■ PROBLEM: What number of lines hold the word "component"? State that number and nothing besides.

--- begin DATA IN THIS EXERCISE ---

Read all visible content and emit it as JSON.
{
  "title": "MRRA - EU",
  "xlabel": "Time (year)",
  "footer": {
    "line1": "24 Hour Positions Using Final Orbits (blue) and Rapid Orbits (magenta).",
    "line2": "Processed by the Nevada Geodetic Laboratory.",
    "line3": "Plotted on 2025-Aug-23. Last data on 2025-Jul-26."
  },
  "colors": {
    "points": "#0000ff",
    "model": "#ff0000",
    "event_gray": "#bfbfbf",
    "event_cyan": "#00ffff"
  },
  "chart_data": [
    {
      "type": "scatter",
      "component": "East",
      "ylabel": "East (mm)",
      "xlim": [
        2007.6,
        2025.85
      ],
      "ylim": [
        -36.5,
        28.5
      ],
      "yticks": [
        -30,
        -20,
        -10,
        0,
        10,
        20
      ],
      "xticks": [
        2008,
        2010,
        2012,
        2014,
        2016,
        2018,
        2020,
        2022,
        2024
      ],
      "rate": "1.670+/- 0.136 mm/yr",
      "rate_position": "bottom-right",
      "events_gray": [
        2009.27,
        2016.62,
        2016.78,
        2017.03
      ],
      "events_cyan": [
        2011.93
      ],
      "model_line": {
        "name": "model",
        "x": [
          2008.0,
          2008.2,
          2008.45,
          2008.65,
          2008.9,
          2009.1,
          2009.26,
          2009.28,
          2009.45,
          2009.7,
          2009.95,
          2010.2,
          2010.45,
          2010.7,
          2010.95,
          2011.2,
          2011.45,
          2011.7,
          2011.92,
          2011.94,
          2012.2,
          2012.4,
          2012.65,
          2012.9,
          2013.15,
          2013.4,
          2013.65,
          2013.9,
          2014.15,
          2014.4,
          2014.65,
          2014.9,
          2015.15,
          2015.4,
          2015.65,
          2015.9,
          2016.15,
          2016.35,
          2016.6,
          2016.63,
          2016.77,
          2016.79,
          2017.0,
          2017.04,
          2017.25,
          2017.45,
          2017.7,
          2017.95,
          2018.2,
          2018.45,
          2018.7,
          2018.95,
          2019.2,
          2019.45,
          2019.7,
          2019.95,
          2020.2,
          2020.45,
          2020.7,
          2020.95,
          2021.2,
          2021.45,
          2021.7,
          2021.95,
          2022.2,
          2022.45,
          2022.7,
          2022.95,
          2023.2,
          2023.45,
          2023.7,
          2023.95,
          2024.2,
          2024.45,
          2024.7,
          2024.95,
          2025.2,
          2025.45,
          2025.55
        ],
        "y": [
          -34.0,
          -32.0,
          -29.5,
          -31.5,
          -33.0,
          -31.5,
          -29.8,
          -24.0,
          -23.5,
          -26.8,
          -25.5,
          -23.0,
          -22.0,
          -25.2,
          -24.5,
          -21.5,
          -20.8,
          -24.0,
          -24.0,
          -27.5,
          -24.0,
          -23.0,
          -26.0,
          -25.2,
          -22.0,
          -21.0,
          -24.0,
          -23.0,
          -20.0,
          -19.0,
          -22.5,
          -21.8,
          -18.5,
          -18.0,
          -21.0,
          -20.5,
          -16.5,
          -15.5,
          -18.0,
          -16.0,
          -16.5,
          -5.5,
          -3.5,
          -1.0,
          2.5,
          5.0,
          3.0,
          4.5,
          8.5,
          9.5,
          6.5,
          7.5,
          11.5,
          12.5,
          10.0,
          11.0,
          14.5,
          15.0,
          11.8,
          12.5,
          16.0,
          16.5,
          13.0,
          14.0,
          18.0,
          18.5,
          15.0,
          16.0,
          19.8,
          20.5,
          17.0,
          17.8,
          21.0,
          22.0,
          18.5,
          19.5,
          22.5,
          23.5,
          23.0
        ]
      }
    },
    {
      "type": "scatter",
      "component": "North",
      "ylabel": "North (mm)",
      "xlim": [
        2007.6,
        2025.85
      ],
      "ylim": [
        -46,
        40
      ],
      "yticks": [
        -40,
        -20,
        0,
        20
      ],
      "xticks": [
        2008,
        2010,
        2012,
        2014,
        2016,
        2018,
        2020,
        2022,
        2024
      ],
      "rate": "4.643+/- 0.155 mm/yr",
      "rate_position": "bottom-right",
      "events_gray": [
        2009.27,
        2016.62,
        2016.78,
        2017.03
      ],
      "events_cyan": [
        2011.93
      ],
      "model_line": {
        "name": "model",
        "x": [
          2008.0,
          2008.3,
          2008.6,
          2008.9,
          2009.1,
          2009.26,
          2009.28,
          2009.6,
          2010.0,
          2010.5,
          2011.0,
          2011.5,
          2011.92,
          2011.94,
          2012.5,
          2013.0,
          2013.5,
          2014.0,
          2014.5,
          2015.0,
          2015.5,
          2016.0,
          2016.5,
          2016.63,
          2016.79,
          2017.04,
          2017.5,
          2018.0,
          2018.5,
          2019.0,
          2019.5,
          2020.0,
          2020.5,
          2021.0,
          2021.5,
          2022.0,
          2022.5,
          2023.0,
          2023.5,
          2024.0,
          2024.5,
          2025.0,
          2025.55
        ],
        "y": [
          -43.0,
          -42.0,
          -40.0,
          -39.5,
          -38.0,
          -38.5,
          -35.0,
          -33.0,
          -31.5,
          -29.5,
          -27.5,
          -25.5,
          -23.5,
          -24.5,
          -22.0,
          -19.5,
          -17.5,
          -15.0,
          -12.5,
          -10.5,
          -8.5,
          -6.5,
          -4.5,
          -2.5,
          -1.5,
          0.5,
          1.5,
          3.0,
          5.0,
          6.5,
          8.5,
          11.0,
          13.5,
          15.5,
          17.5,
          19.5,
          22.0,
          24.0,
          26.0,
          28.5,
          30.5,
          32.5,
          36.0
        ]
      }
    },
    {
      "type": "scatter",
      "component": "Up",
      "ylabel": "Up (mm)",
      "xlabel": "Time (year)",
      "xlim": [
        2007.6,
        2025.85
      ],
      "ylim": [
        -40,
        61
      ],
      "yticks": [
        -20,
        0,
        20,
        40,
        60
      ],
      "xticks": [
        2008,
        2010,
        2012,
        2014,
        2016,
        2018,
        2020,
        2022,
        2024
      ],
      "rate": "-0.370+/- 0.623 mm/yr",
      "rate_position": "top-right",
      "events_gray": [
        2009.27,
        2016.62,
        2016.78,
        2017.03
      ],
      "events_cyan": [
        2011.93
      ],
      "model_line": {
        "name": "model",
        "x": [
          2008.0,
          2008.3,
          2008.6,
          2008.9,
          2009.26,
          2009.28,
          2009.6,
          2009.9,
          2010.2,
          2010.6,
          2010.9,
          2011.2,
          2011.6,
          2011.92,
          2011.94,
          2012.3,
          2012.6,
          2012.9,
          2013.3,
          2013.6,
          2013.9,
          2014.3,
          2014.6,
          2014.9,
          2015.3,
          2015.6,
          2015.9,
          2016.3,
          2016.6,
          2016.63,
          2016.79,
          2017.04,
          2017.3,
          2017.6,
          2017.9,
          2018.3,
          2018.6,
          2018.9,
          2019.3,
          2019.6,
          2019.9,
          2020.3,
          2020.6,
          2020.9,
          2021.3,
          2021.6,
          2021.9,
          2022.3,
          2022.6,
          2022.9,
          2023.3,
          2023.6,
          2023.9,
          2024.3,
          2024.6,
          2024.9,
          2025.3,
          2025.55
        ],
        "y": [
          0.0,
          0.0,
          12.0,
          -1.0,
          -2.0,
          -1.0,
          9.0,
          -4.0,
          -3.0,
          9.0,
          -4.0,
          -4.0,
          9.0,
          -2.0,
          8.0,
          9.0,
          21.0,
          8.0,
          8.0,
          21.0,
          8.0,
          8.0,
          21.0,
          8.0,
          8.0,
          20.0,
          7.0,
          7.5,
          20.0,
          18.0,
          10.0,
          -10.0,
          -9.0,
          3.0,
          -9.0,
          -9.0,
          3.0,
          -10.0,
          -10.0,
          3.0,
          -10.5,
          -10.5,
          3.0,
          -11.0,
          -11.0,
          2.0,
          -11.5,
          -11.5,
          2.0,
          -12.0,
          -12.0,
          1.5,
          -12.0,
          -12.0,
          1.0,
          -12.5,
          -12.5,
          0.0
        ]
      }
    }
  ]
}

--- end DATA IN THIS EXERCISE ---

■ WORKED SOLUTION: 3